**EXERCISE GOAL**
Transcribe each entry below exactly. Pictures do not go in the copy.

**RECORDS SHOWN**
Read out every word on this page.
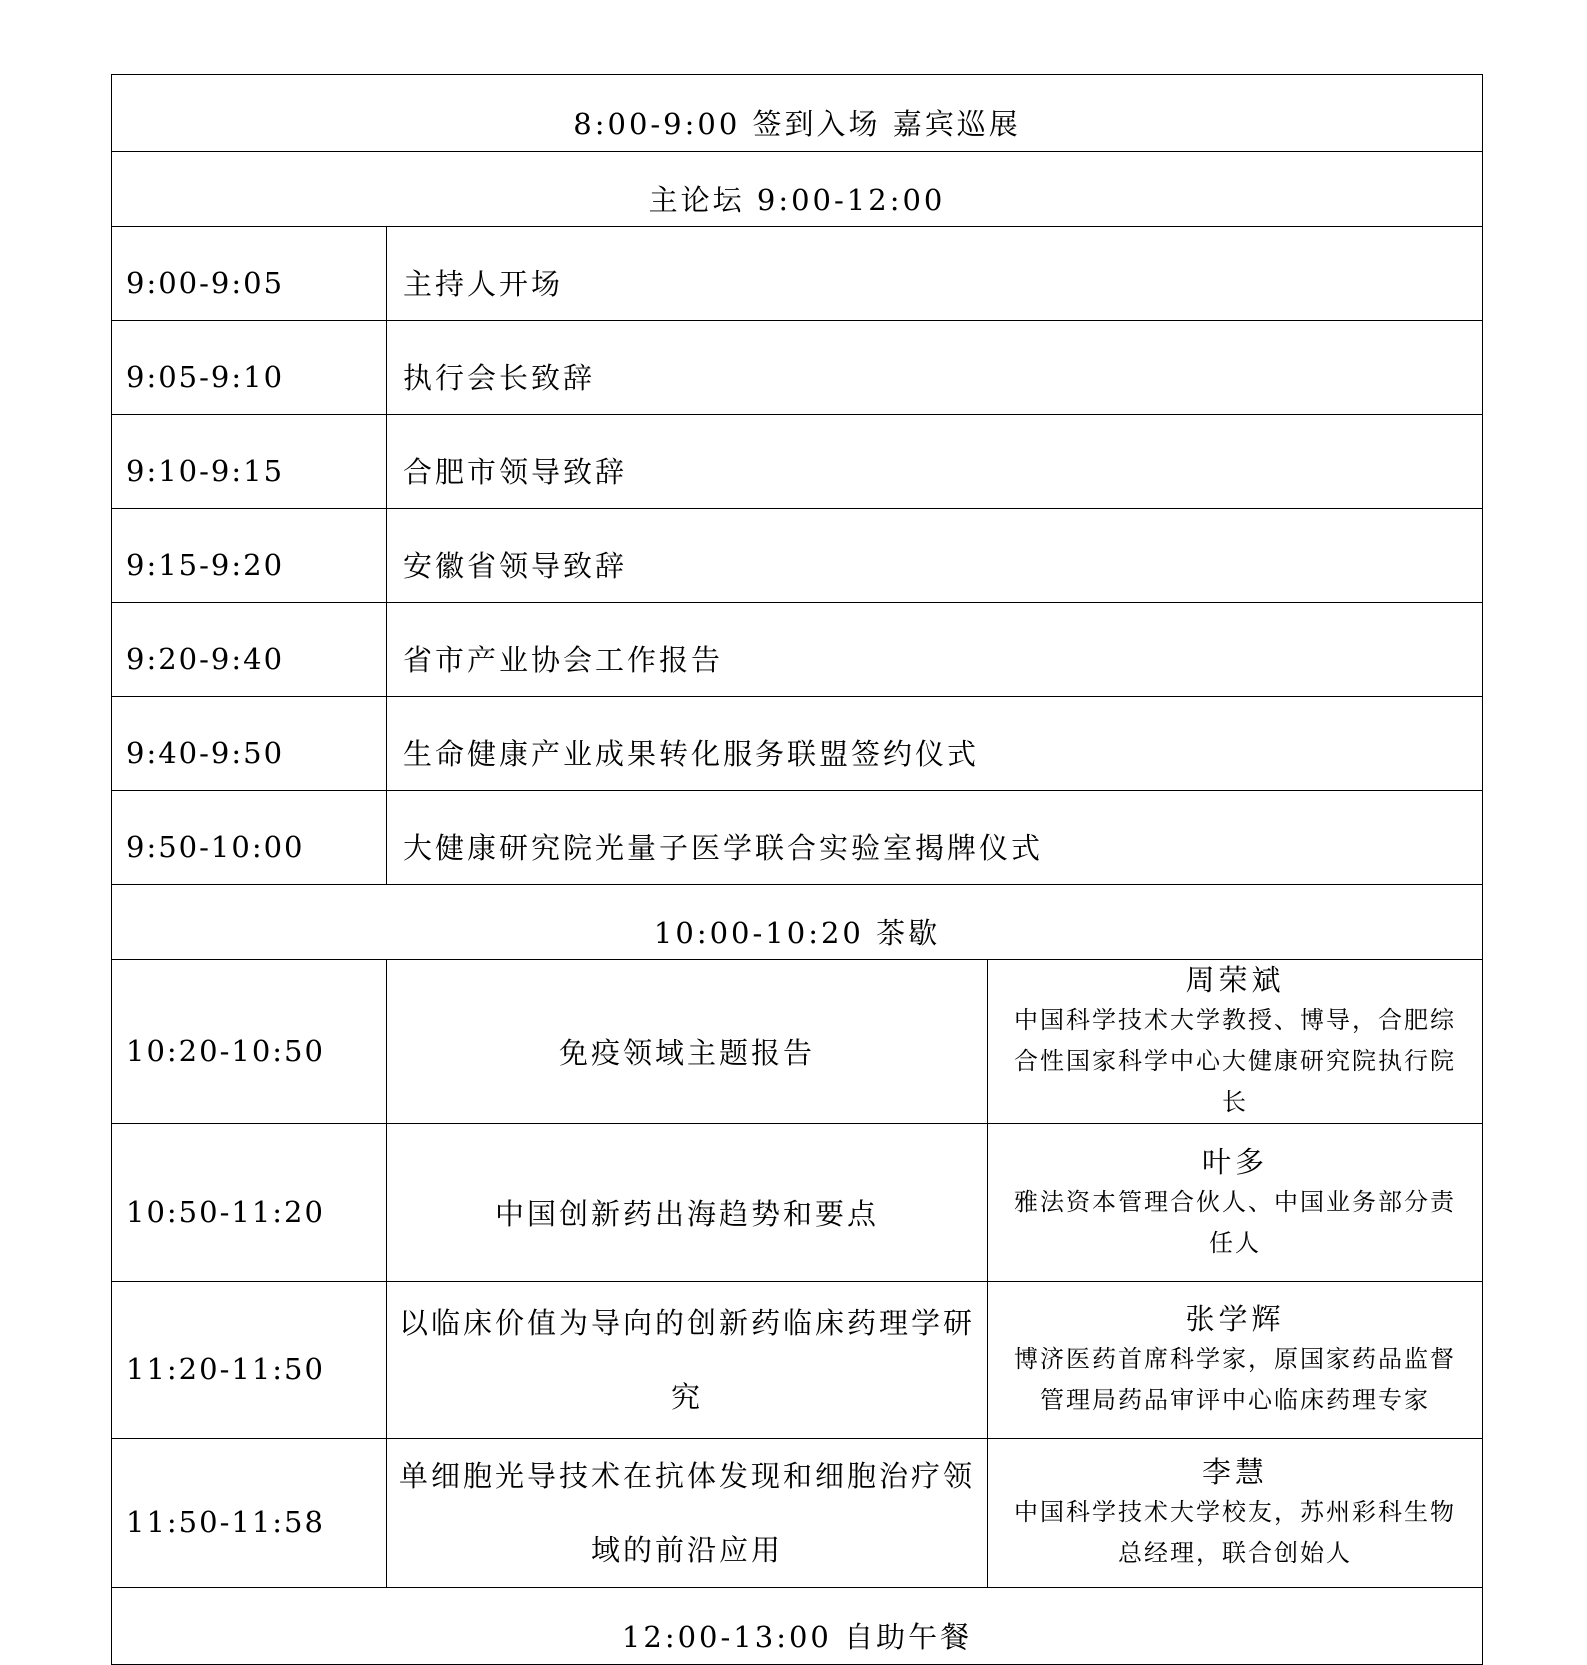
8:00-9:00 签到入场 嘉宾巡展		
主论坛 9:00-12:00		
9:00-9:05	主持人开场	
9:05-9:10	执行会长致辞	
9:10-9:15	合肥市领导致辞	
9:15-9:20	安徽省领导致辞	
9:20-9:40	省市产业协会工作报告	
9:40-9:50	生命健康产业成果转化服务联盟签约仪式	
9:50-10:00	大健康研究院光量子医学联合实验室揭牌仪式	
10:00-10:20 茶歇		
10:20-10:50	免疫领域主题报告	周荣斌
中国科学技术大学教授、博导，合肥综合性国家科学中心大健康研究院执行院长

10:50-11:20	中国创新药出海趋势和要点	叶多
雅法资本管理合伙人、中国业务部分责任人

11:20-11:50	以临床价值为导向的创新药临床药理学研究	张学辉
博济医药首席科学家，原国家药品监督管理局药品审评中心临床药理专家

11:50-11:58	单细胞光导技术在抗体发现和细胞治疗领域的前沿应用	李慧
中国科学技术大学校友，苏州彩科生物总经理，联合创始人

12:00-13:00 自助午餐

**IN RESPONSE**
Read out every word on this page.
8:00-9:00 签到入场 嘉宾巡展		
主论坛 9:00-12:00		
9:00-9:05	主持人开场	
9:05-9:10	执行会长致辞	
9:10-9:15	合肥市领导致辞	
9:15-9:20	安徽省领导致辞	
9:20-9:40	省市产业协会工作报告	
9:40-9:50	生命健康产业成果转化服务联盟签约仪式	
9:50-10:00	大健康研究院光量子医学联合实验室揭牌仪式	
10:00-10:20 茶歇		
10:20-10:50	免疫领域主题报告	周荣斌
中国科学技术大学教授、博导，合肥综合性国家科学中心大健康研究院执行院长

10:50-11:20	中国创新药出海趋势和要点	叶多
雅法资本管理合伙人、中国业务部分责任人

11:20-11:50	以临床价值为导向的创新药临床药理学研究	张学辉
博济医药首席科学家，原国家药品监督管理局药品审评中心临床药理专家

11:50-11:58	单细胞光导技术在抗体发现和细胞治疗领域的前沿应用	李慧
中国科学技术大学校友，苏州彩科生物总经理，联合创始人

12:00-13:00 自助午餐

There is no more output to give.